What to produce — Extract the full listing verbatim and drop any pictures from your copy.

──────── Data shown

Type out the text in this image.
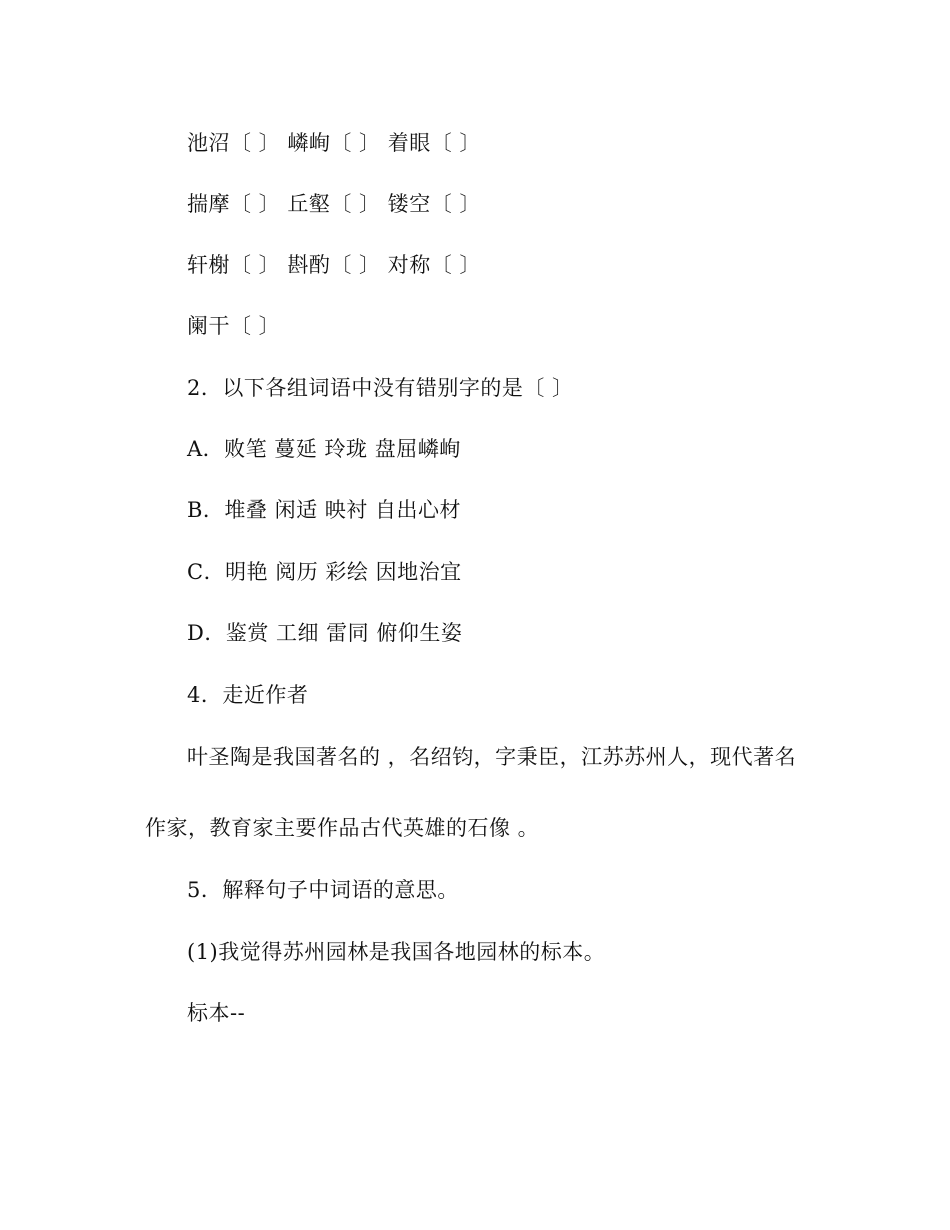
池沼〔 〕 嶙峋〔 〕 着眼〔 〕
揣摩〔 〕 丘壑〔 〕 镂空〔 〕
轩榭〔 〕 斟酌〔 〕 对称〔 〕
阑干〔 〕
2．以下各组词语中没有错别字的是〔 〕
A．败笔 蔓延 玲珑 盘屈嶙峋
B．堆叠 闲适 映衬 自出心材
C．明艳 阅历 彩绘 因地治宜
D．鉴赏 工细 雷同 俯仰生姿
4．走近作者
叶圣陶是我国著名的 ，名绍钧，字秉臣，江苏苏州人，现代著名
作家，教育家主要作品古代英雄的石像 。
5．解释句子中词语的意思。
(1)我觉得苏州园林是我国各地园林的标本。
标本--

────────────────

Written solution —
Type out the text in this image.
池沼〔 〕 嶙峋〔 〕 着眼〔 〕
揣摩〔 〕 丘壑〔 〕 镂空〔 〕
轩榭〔 〕 斟酌〔 〕 对称〔 〕
阑干〔 〕
2．以下各组词语中没有错别字的是〔 〕
A．败笔 蔓延 玲珑 盘屈嶙峋
B．堆叠 闲适 映衬 自出心材
C．明艳 阅历 彩绘 因地治宜
D．鉴赏 工细 雷同 俯仰生姿
4．走近作者
叶圣陶是我国著名的 ，名绍钧，字秉臣，江苏苏州人，现代著名
作家，教育家主要作品古代英雄的石像 。
5．解释句子中词语的意思。
(1)我觉得苏州园林是我国各地园林的标本。
标本--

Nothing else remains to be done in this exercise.